Items from a dataset
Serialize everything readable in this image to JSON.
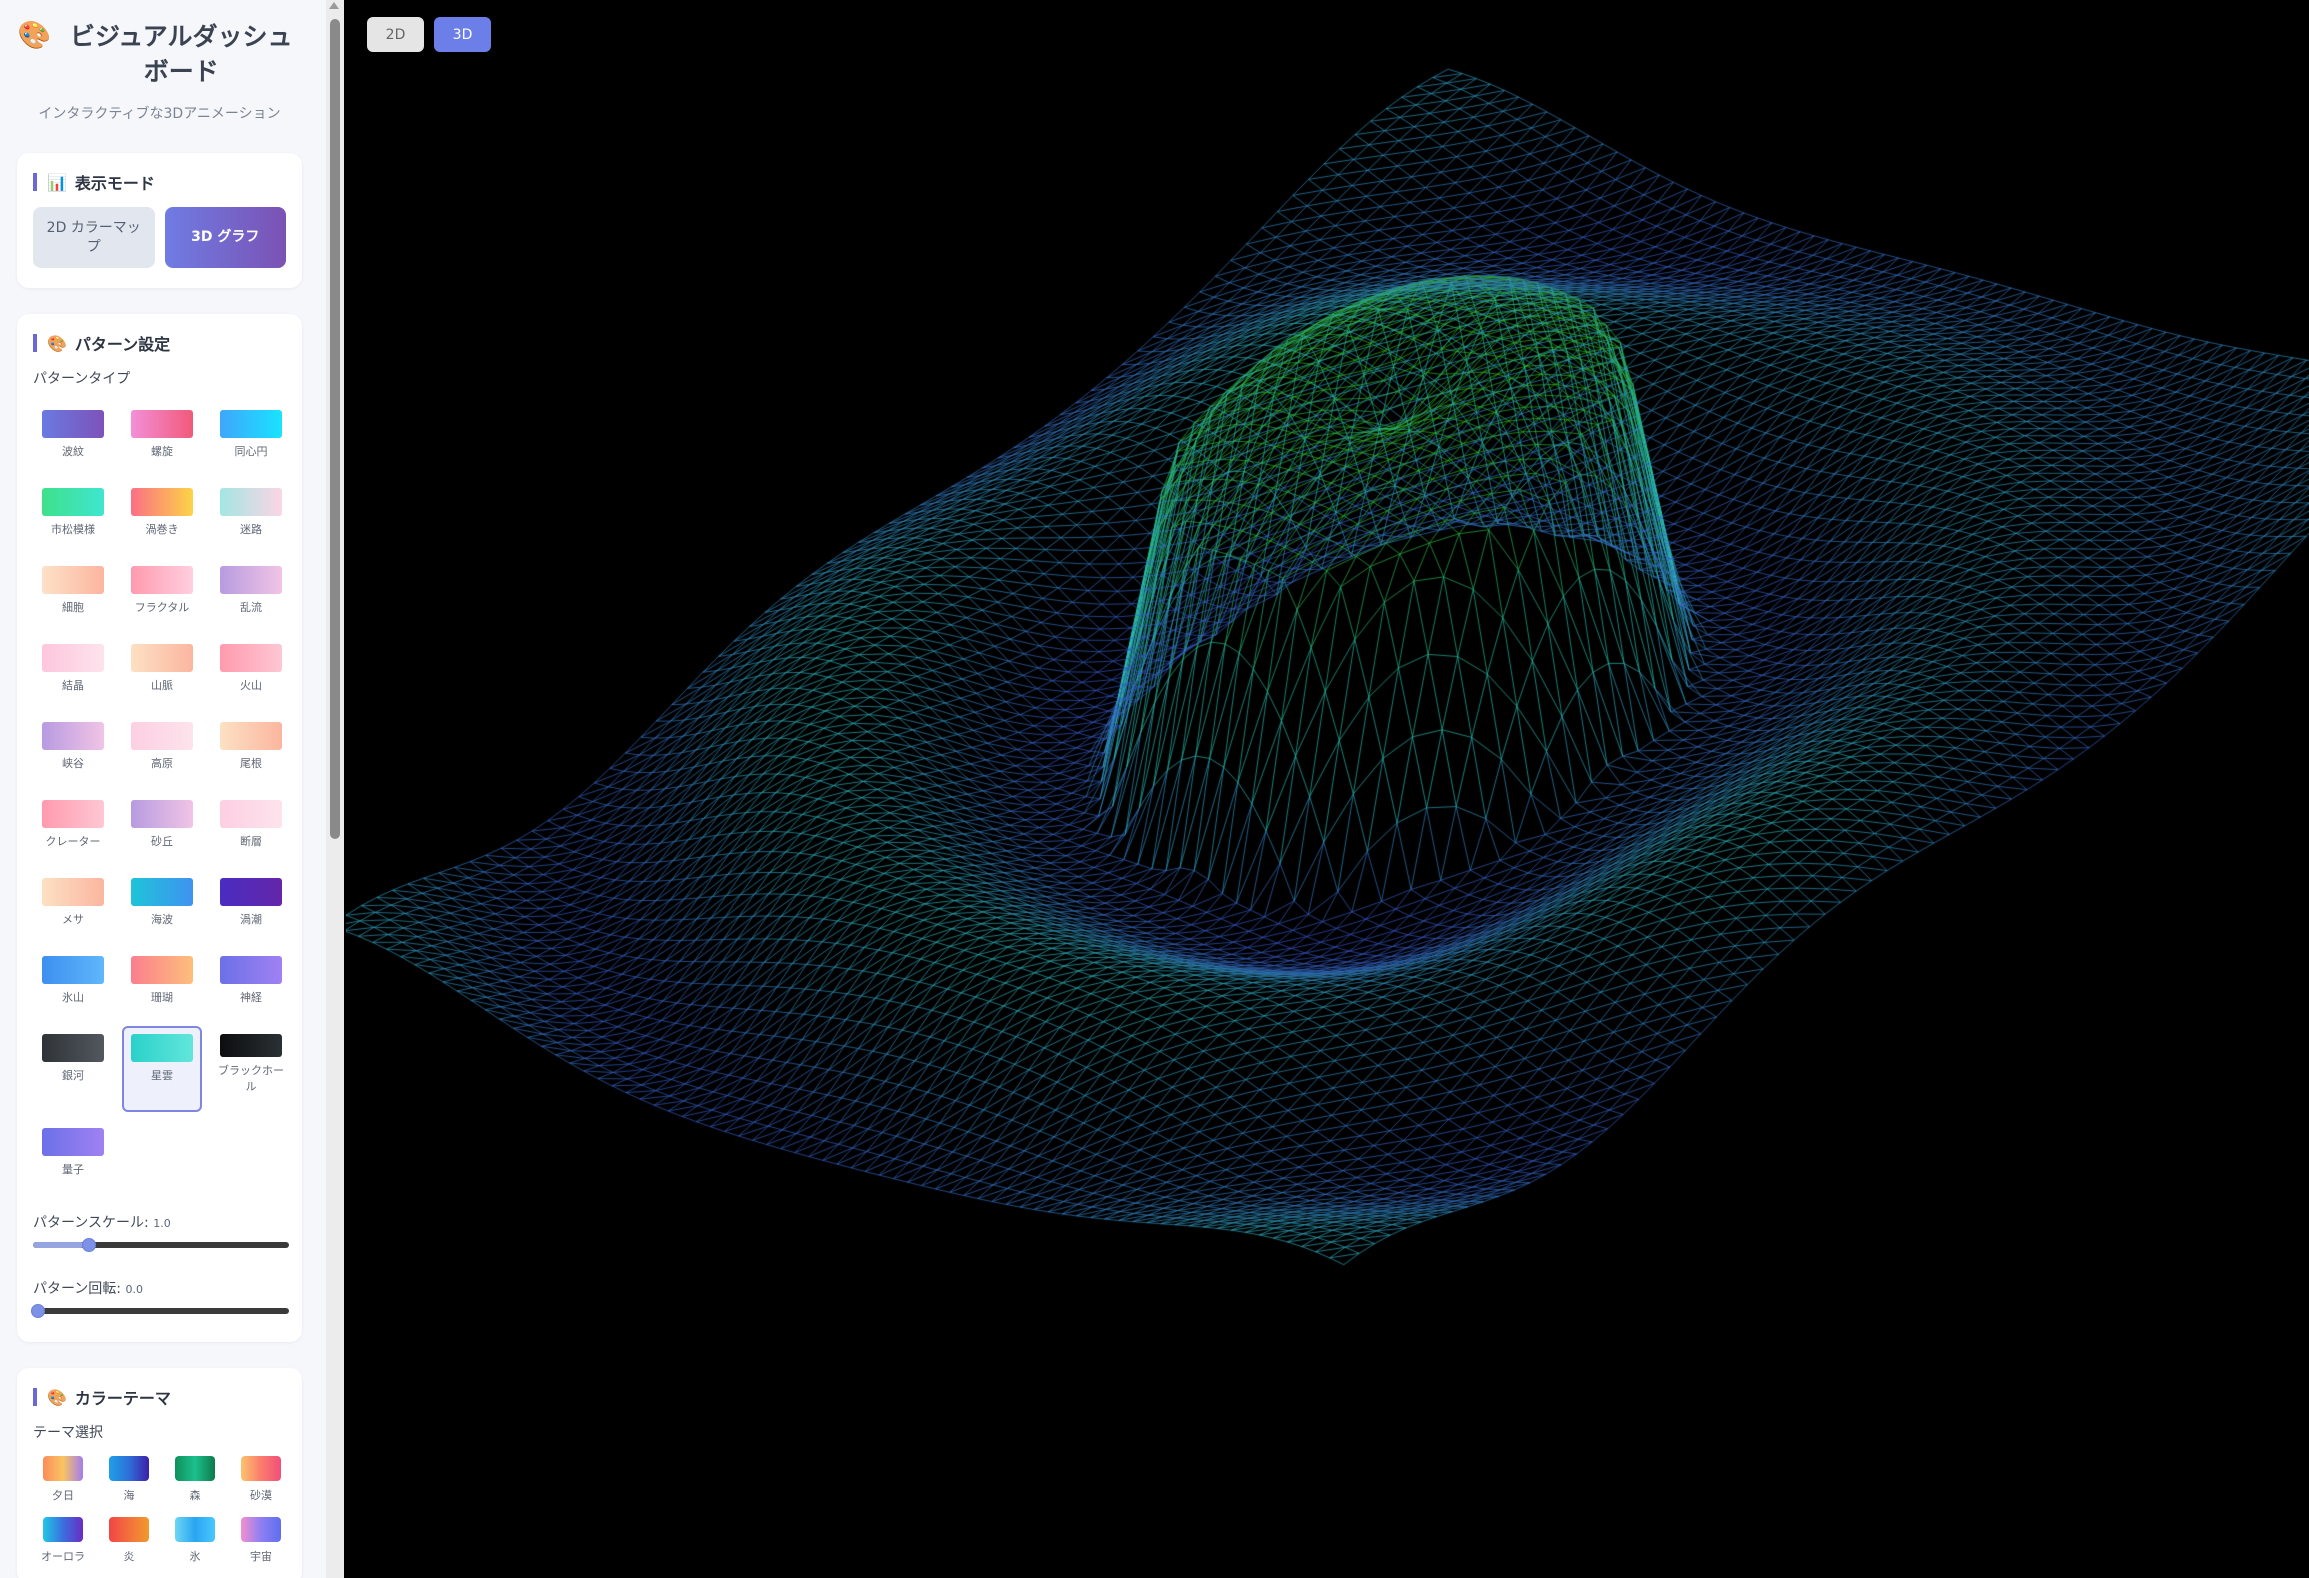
{
  "app": {
    "title_emoji": "🎨",
    "title": "ビジュアルダッシュボード",
    "subtitle": "インタラクティブな3Dアニメーション"
  },
  "display_mode": {
    "emoji": "📊",
    "title": "表示モード",
    "options": [
      {
        "label": "2D カラーマップ",
        "active": false
      },
      {
        "label": "3D グラフ",
        "active": true
      }
    ]
  },
  "pattern": {
    "emoji": "🎨",
    "title": "パターン設定",
    "type_label": "パターンタイプ",
    "items": [
      {
        "name": "波紋",
        "colors": [
          "#6a7ae0",
          "#7d52ba"
        ]
      },
      {
        "name": "螺旋",
        "colors": [
          "#f38fd8",
          "#f15a7a"
        ]
      },
      {
        "name": "同心円",
        "colors": [
          "#3fa6fb",
          "#19e3ff"
        ]
      },
      {
        "name": "市松模様",
        "colors": [
          "#3fe08a",
          "#3fe6d0"
        ]
      },
      {
        "name": "渦巻き",
        "colors": [
          "#fb6f86",
          "#fcd446"
        ]
      },
      {
        "name": "迷路",
        "colors": [
          "#a3e6e3",
          "#fcd5e4"
        ]
      },
      {
        "name": "細胞",
        "colors": [
          "#fde1c8",
          "#fcb59f"
        ]
      },
      {
        "name": "フラクタル",
        "colors": [
          "#ff9aae",
          "#fecfe0"
        ]
      },
      {
        "name": "乱流",
        "colors": [
          "#b79be0",
          "#f1c4e6"
        ]
      },
      {
        "name": "結晶",
        "colors": [
          "#fdc6dc",
          "#fde3ec"
        ]
      },
      {
        "name": "山脈",
        "colors": [
          "#fde0c3",
          "#fbb69f"
        ]
      },
      {
        "name": "火山",
        "colors": [
          "#ff9aae",
          "#fec7d3"
        ]
      },
      {
        "name": "峡谷",
        "colors": [
          "#b79be0",
          "#f1c4e6"
        ]
      },
      {
        "name": "高原",
        "colors": [
          "#fdcfe2",
          "#fde3ec"
        ]
      },
      {
        "name": "尾根",
        "colors": [
          "#fde0c3",
          "#fbb69f"
        ]
      },
      {
        "name": "クレーター",
        "colors": [
          "#ff9aae",
          "#fec7d3"
        ]
      },
      {
        "name": "砂丘",
        "colors": [
          "#b79be0",
          "#f1c4e6"
        ]
      },
      {
        "name": "断層",
        "colors": [
          "#fdcfe2",
          "#fde3ec"
        ]
      },
      {
        "name": "メサ",
        "colors": [
          "#fde0c3",
          "#fbb69f"
        ]
      },
      {
        "name": "海波",
        "colors": [
          "#1fc3d8",
          "#3f93f0"
        ]
      },
      {
        "name": "渦潮",
        "colors": [
          "#4a2cc2",
          "#6426a8"
        ]
      },
      {
        "name": "氷山",
        "colors": [
          "#3d8ff0",
          "#5fb7fb"
        ]
      },
      {
        "name": "珊瑚",
        "colors": [
          "#fb7e8e",
          "#fdbf7c"
        ]
      },
      {
        "name": "神経",
        "colors": [
          "#6c70e8",
          "#a081f3"
        ]
      },
      {
        "name": "銀河",
        "colors": [
          "#2f3338",
          "#52585e"
        ]
      },
      {
        "name": "星雲",
        "colors": [
          "#2ad1c9",
          "#62e6dc"
        ],
        "selected": true
      },
      {
        "name": "ブラックホール",
        "colors": [
          "#0c0d0e",
          "#2a3034"
        ]
      },
      {
        "name": "量子",
        "colors": [
          "#6c70e8",
          "#a081f3"
        ]
      }
    ],
    "scale_label": "パターンスケール:",
    "scale_value": "1.0",
    "scale_fraction": 0.2,
    "rotation_label": "パターン回転:",
    "rotation_value": "0.0",
    "rotation_fraction": 0.0
  },
  "color_theme": {
    "emoji": "🎨",
    "title": "カラーテーマ",
    "select_label": "テーマ選択",
    "items": [
      {
        "name": "夕日",
        "colors": [
          "#fb8c5c",
          "#f9c55f",
          "#a37cf0"
        ]
      },
      {
        "name": "海",
        "colors": [
          "#1ea0e6",
          "#2e6fd8",
          "#3d1fa8"
        ]
      },
      {
        "name": "森",
        "colors": [
          "#0f8f5c",
          "#1cc08c",
          "#0e7a4c"
        ]
      },
      {
        "name": "砂漠",
        "colors": [
          "#fbc36e",
          "#fb7c6c",
          "#f24e7a"
        ]
      },
      {
        "name": "オーロラ",
        "colors": [
          "#1fc8e3",
          "#3b6fe0",
          "#6a2cc4"
        ]
      },
      {
        "name": "炎",
        "colors": [
          "#f24545",
          "#f3703c",
          "#f09a2d"
        ]
      },
      {
        "name": "氷",
        "colors": [
          "#6dd6f3",
          "#2aa5f2",
          "#49c8ff"
        ]
      },
      {
        "name": "宇宙",
        "colors": [
          "#f28fd0",
          "#8f7ff2",
          "#5e6ef0"
        ]
      }
    ]
  },
  "view_toggle": [
    {
      "label": "2D",
      "active": false
    },
    {
      "label": "3D",
      "active": true
    }
  ],
  "scene": {
    "description_colors": {
      "low": "#3a3fd0",
      "mid": "#2ec4c0",
      "high": "#32c020"
    }
  }
}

- [TASK GOAL] Wherever the word "active" occurs in a line of the listing, copy that line.

- [OUTPUT]
        "active": false
        "active": true
      "active": false
      "active": true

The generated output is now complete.